• Job
Beginning with the line where "What data populates" appears, restate the lines word for word through the last one in the listing.

• Supplied material
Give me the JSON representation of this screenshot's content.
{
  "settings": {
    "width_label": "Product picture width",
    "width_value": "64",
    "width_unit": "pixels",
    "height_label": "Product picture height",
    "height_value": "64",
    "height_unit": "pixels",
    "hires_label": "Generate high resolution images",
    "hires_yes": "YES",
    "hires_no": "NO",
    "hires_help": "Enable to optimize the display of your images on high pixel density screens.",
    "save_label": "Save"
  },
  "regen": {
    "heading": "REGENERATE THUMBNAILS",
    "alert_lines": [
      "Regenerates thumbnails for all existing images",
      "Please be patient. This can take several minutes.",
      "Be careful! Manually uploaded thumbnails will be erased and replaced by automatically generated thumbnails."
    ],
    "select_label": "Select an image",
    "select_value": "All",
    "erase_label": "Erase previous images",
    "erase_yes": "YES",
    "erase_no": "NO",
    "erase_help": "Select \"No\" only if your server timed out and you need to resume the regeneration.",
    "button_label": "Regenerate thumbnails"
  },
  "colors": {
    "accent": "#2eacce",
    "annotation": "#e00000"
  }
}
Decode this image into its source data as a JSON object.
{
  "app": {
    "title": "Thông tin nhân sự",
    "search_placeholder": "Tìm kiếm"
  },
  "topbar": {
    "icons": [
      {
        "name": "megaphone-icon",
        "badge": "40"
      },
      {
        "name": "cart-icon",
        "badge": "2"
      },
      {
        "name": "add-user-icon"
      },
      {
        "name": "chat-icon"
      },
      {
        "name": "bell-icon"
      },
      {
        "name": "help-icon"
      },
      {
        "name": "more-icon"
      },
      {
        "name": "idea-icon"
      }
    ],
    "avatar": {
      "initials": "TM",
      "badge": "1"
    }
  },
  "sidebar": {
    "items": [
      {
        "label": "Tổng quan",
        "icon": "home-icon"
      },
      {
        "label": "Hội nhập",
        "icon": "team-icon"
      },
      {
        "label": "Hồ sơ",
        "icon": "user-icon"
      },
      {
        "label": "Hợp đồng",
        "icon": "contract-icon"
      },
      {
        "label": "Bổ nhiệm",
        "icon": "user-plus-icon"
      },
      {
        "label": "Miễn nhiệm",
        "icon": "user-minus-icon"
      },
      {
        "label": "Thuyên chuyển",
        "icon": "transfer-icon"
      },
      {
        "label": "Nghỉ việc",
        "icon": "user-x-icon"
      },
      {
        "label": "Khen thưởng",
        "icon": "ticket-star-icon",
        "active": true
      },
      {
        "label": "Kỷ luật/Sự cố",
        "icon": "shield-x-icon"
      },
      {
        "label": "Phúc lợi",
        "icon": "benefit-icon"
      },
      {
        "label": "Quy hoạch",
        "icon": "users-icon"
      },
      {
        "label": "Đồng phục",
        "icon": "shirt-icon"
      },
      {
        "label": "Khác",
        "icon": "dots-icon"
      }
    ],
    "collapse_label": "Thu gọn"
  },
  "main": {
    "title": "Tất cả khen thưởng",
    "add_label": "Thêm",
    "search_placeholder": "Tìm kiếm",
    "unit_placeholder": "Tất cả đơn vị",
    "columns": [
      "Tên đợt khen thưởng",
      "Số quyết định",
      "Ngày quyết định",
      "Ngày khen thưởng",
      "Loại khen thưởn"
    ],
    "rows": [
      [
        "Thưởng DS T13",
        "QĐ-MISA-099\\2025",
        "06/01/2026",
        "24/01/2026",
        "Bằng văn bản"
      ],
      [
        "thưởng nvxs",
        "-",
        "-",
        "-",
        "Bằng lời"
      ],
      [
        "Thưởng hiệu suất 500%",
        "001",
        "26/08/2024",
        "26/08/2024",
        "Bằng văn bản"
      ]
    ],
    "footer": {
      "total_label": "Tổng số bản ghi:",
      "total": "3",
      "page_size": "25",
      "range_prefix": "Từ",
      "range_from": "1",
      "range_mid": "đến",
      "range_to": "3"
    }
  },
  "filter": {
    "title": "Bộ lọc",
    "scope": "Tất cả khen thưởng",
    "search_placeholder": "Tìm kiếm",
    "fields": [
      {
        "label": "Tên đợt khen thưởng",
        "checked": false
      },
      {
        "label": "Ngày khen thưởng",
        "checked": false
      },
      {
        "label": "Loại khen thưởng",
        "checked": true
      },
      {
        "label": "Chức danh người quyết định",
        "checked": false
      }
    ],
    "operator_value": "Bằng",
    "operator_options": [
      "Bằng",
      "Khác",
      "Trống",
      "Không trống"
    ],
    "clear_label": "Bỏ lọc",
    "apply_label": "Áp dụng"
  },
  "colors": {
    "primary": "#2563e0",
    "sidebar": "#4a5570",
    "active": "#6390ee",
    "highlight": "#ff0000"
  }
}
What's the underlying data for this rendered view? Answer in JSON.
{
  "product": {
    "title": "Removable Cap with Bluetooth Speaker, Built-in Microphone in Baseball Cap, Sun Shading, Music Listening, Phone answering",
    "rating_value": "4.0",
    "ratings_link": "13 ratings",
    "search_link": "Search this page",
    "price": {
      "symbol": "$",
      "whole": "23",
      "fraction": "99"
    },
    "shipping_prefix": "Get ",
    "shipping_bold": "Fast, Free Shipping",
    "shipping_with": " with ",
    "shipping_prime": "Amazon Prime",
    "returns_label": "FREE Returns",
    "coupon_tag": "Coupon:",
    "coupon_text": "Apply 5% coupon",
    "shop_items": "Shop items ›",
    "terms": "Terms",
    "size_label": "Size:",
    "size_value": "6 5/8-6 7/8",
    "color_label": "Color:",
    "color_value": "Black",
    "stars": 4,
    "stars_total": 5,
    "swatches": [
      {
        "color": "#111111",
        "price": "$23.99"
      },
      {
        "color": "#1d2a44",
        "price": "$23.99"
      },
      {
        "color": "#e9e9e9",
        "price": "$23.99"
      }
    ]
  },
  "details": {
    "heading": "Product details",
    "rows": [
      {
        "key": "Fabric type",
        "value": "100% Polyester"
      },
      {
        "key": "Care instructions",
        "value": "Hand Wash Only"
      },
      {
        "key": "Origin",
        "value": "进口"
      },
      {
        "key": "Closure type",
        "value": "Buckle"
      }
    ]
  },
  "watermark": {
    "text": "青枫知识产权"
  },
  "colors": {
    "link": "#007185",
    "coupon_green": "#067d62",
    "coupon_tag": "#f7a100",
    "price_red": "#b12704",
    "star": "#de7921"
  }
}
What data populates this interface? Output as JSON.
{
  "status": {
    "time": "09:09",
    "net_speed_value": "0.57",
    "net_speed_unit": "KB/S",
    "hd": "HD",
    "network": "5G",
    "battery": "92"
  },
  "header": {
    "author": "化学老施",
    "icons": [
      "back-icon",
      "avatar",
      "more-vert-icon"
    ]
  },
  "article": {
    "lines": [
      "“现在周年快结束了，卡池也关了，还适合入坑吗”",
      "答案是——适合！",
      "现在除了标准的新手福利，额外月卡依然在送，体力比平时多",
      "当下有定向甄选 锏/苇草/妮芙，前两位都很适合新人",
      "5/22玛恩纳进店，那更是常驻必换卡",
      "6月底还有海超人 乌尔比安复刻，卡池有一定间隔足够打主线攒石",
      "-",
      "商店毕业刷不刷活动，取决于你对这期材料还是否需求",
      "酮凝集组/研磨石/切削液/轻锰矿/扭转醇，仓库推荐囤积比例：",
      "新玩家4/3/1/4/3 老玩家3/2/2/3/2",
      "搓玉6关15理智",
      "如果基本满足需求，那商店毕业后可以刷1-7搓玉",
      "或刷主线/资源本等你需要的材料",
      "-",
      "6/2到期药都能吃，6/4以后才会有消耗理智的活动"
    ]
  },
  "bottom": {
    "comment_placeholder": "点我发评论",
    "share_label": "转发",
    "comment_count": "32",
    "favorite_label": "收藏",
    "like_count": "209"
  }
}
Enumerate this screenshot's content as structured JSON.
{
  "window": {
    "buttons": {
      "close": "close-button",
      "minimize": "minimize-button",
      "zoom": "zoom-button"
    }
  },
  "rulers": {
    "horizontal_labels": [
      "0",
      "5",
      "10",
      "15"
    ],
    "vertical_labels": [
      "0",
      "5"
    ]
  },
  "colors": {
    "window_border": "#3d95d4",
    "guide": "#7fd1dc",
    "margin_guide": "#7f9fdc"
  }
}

• Exercise answer
What data populates this interface? Output as JSON.
{
  "status": {
    "time": "09:09",
    "net_speed_value": "0.57",
    "net_speed_unit": "KB/S",
    "hd": "HD",
    "network": "5G",
    "battery": "92"
  },
  "header": {
    "author": "化学老施",
    "icons": [
      "back-icon",
      "avatar",
      "more-vert-icon"
    ]
  },
  "article": {
    "lines": [
      "“现在周年快结束了，卡池也关了，还适合入坑吗”",
      "答案是——适合！",
      "现在除了标准的新手福利，额外月卡依然在送，体力比平时多",
      "当下有定向甄选 锏/苇草/妮芙，前两位都很适合新人",
      "5/22玛恩纳进店，那更是常驻必换卡",
      "6月底还有海超人 乌尔比安复刻，卡池有一定间隔足够打主线攒石",
      "-",
      "商店毕业刷不刷活动，取决于你对这期材料还是否需求",
      "酮凝集组/研磨石/切削液/轻锰矿/扭转醇，仓库推荐囤积比例：",
      "新玩家4/3/1/4/3 老玩家3/2/2/3/2",
      "搓玉6关15理智",
      "如果基本满足需求，那商店毕业后可以刷1-7搓玉",
      "或刷主线/资源本等你需要的材料",
      "-",
      "6/2到期药都能吃，6/4以后才会有消耗理智的活动"
    ]
  },
  "bottom": {
    "comment_placeholder": "点我发评论",
    "share_label": "转发",
    "comment_count": "32",
    "favorite_label": "收藏",
    "like_count": "209"
  }
}
Enumerate this screenshot's content as structured JSON.
{
  "window": {
    "buttons": {
      "close": "close-button",
      "minimize": "minimize-button",
      "zoom": "zoom-button"
    }
  },
  "rulers": {
    "horizontal_labels": [
      "0",
      "5",
      "10",
      "15"
    ],
    "vertical_labels": [
      "0",
      "5"
    ]
  },
  "colors": {
    "window_border": "#3d95d4",
    "guide": "#7fd1dc",
    "margin_guide": "#7f9fdc"
  }
}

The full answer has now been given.